- Provided records:
* * * *

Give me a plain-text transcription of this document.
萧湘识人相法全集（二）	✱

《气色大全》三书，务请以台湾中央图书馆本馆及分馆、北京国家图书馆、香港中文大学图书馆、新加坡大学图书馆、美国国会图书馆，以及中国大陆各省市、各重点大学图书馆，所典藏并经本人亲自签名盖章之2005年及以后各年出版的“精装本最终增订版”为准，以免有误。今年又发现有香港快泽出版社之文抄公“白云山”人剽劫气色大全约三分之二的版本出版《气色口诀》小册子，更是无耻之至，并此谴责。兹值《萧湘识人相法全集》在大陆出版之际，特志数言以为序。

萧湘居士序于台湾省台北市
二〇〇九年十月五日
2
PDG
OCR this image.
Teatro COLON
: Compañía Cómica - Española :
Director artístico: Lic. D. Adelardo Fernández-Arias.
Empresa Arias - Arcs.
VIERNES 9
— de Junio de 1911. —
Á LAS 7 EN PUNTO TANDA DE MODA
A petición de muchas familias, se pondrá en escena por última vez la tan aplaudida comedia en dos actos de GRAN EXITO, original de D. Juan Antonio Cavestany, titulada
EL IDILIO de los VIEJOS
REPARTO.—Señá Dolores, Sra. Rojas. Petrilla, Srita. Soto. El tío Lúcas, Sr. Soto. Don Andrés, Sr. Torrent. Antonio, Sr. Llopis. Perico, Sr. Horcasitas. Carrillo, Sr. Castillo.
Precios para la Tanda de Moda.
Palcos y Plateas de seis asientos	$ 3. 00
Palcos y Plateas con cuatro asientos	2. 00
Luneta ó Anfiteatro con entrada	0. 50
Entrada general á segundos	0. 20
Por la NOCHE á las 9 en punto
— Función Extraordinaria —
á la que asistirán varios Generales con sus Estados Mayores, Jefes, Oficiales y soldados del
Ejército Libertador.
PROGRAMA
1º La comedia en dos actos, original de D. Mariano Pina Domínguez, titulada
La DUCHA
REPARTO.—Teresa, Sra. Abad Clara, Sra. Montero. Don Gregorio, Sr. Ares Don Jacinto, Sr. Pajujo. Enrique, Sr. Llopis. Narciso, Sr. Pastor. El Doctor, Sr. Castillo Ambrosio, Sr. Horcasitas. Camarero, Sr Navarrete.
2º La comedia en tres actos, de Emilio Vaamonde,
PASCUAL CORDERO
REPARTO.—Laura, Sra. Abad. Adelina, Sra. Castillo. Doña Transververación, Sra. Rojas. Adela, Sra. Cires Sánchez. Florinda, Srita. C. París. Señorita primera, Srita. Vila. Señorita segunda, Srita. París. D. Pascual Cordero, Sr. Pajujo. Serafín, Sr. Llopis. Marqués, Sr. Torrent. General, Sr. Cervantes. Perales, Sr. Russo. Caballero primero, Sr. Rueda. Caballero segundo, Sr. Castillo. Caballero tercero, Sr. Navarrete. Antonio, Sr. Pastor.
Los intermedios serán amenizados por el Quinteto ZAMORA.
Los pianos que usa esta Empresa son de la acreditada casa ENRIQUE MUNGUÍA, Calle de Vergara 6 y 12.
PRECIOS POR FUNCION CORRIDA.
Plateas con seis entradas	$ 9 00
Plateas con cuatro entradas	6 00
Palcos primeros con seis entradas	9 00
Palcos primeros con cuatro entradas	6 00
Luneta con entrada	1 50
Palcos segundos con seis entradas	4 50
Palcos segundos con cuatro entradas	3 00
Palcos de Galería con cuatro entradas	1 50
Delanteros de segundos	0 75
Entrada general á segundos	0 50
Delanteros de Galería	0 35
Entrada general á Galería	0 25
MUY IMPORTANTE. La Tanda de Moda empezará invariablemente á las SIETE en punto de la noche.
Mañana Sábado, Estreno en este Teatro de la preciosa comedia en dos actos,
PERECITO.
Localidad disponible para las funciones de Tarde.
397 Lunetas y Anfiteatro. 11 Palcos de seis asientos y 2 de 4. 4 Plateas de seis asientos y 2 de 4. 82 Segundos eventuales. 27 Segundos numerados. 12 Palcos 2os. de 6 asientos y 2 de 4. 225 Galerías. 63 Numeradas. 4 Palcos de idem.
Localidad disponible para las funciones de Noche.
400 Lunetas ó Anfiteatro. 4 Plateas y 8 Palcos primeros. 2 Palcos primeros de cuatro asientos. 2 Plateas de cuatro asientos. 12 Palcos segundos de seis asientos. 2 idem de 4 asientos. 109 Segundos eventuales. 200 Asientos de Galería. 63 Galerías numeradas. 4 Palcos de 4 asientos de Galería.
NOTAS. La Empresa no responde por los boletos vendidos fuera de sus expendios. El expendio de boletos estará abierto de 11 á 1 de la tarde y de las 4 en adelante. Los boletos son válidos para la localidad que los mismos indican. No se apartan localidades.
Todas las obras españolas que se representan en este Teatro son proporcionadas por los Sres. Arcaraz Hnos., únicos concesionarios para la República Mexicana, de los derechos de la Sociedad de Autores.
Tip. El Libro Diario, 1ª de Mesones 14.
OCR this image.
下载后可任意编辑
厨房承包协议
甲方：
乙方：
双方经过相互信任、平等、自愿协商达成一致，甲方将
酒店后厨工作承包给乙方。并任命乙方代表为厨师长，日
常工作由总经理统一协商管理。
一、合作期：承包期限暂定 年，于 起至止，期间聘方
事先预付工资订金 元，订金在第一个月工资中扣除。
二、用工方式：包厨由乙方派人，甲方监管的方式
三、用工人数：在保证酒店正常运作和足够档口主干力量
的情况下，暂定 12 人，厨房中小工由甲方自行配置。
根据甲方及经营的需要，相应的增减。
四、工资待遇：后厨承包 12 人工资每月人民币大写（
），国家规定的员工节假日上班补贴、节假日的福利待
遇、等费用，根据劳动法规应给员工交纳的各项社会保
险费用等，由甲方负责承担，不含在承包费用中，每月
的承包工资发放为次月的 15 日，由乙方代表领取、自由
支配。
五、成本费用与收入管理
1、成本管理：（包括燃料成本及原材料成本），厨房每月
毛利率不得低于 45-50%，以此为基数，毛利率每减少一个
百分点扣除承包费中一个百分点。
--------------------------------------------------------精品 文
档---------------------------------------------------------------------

* * * *

- What you will do: Scan the material above. Copy each line where "Arias" occurs.

- Worked answer:
Director artístico: Lic. D. Adelardo Fernández-Arias.
Empresa Arias - Arcs.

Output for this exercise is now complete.